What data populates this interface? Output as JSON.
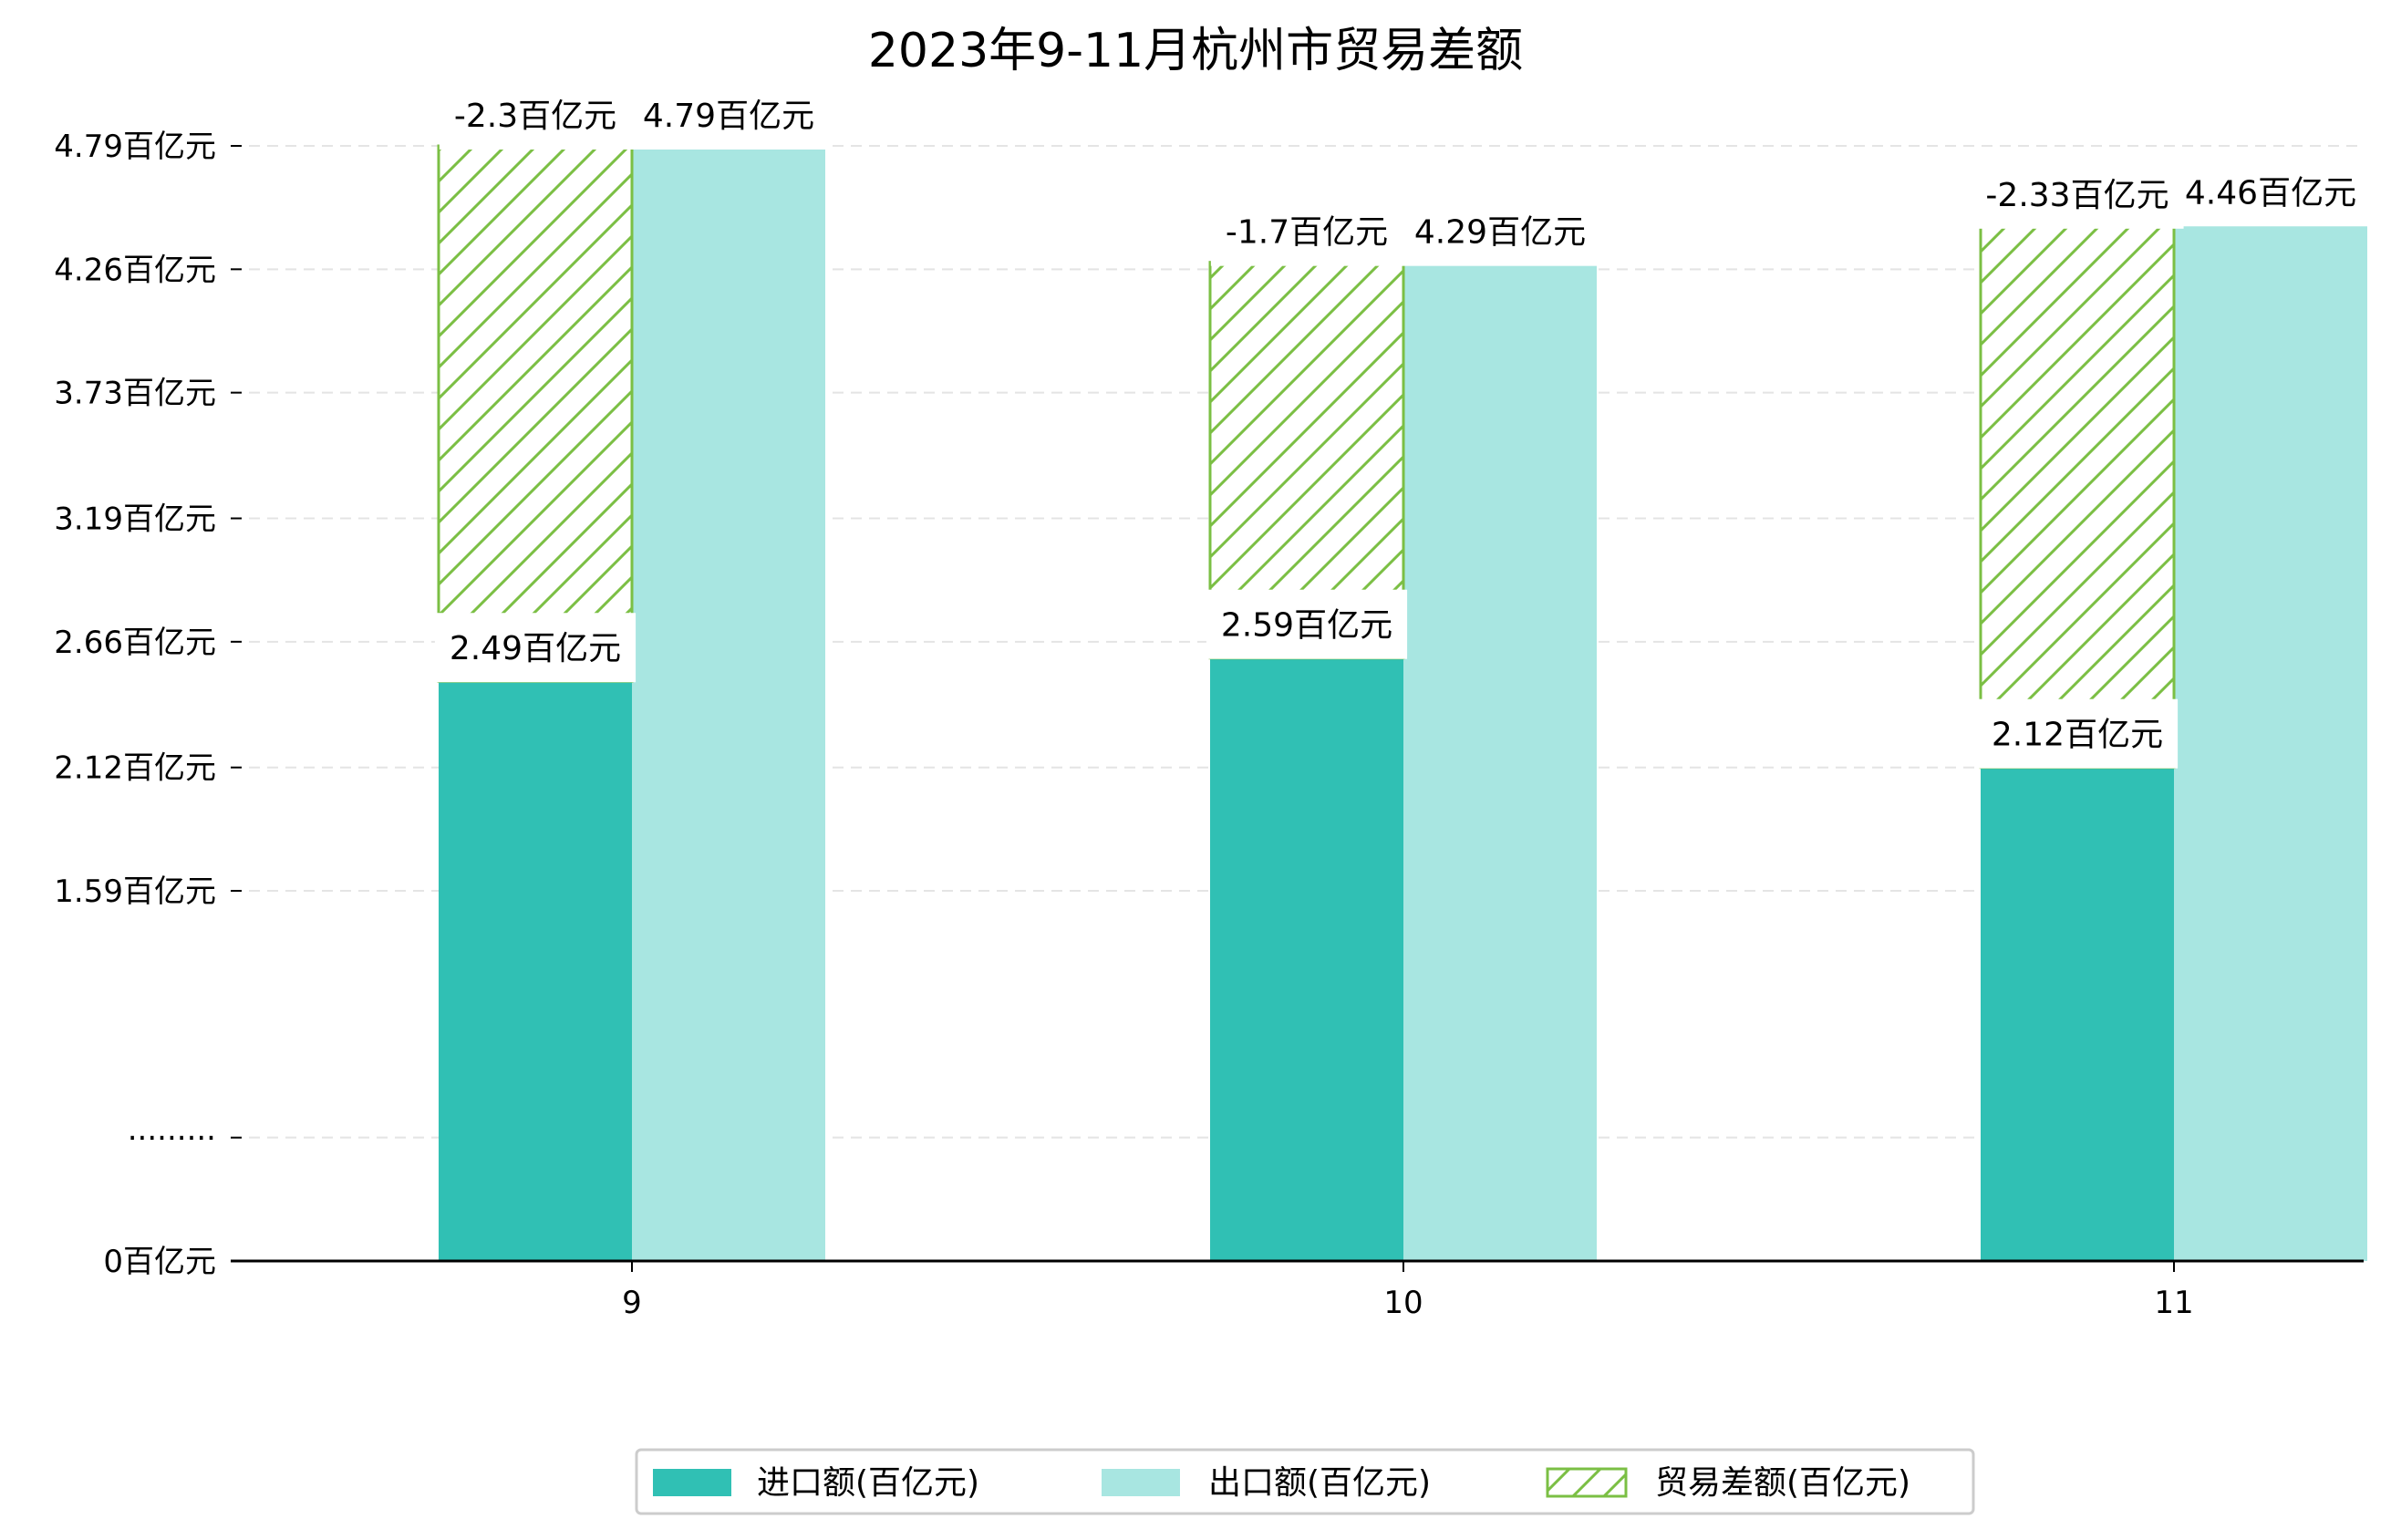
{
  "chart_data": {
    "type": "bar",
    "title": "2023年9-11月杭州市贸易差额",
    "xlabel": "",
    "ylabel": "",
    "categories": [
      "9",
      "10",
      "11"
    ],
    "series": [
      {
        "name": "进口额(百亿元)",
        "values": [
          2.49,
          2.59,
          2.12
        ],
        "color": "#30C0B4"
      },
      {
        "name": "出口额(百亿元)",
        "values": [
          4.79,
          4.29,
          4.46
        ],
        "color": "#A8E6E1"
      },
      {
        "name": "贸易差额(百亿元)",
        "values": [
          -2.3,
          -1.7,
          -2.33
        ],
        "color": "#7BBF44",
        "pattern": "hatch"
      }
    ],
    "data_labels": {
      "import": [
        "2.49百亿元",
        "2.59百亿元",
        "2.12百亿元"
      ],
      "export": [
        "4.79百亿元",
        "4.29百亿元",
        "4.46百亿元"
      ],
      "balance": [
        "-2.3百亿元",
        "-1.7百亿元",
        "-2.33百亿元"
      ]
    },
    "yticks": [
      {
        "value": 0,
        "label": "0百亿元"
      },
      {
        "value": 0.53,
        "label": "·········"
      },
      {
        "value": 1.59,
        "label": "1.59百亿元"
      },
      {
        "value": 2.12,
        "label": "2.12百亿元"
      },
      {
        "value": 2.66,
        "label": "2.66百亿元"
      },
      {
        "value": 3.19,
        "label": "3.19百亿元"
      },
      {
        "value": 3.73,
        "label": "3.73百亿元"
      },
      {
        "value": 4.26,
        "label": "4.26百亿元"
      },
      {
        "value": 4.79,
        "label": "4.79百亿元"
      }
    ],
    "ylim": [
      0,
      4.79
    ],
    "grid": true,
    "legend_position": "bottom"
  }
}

------

WHAT IS NEEDED: The records above must be transcribed exactly. Pictures are left out of the copy.

SOLUTION TO THIS TASK:
What data populates this interface? Output as JSON.
{
  "chart_data": {
    "type": "bar",
    "title": "2023年9-11月杭州市贸易差额",
    "xlabel": "",
    "ylabel": "",
    "categories": [
      "9",
      "10",
      "11"
    ],
    "series": [
      {
        "name": "进口额(百亿元)",
        "values": [
          2.49,
          2.59,
          2.12
        ],
        "color": "#30C0B4"
      },
      {
        "name": "出口额(百亿元)",
        "values": [
          4.79,
          4.29,
          4.46
        ],
        "color": "#A8E6E1"
      },
      {
        "name": "贸易差额(百亿元)",
        "values": [
          -2.3,
          -1.7,
          -2.33
        ],
        "color": "#7BBF44",
        "pattern": "hatch"
      }
    ],
    "data_labels": {
      "import": [
        "2.49百亿元",
        "2.59百亿元",
        "2.12百亿元"
      ],
      "export": [
        "4.79百亿元",
        "4.29百亿元",
        "4.46百亿元"
      ],
      "balance": [
        "-2.3百亿元",
        "-1.7百亿元",
        "-2.33百亿元"
      ]
    },
    "yticks": [
      {
        "value": 0,
        "label": "0百亿元"
      },
      {
        "value": 0.53,
        "label": "·········"
      },
      {
        "value": 1.59,
        "label": "1.59百亿元"
      },
      {
        "value": 2.12,
        "label": "2.12百亿元"
      },
      {
        "value": 2.66,
        "label": "2.66百亿元"
      },
      {
        "value": 3.19,
        "label": "3.19百亿元"
      },
      {
        "value": 3.73,
        "label": "3.73百亿元"
      },
      {
        "value": 4.26,
        "label": "4.26百亿元"
      },
      {
        "value": 4.79,
        "label": "4.79百亿元"
      }
    ],
    "ylim": [
      0,
      4.79
    ],
    "grid": true,
    "legend_position": "bottom"
  }
}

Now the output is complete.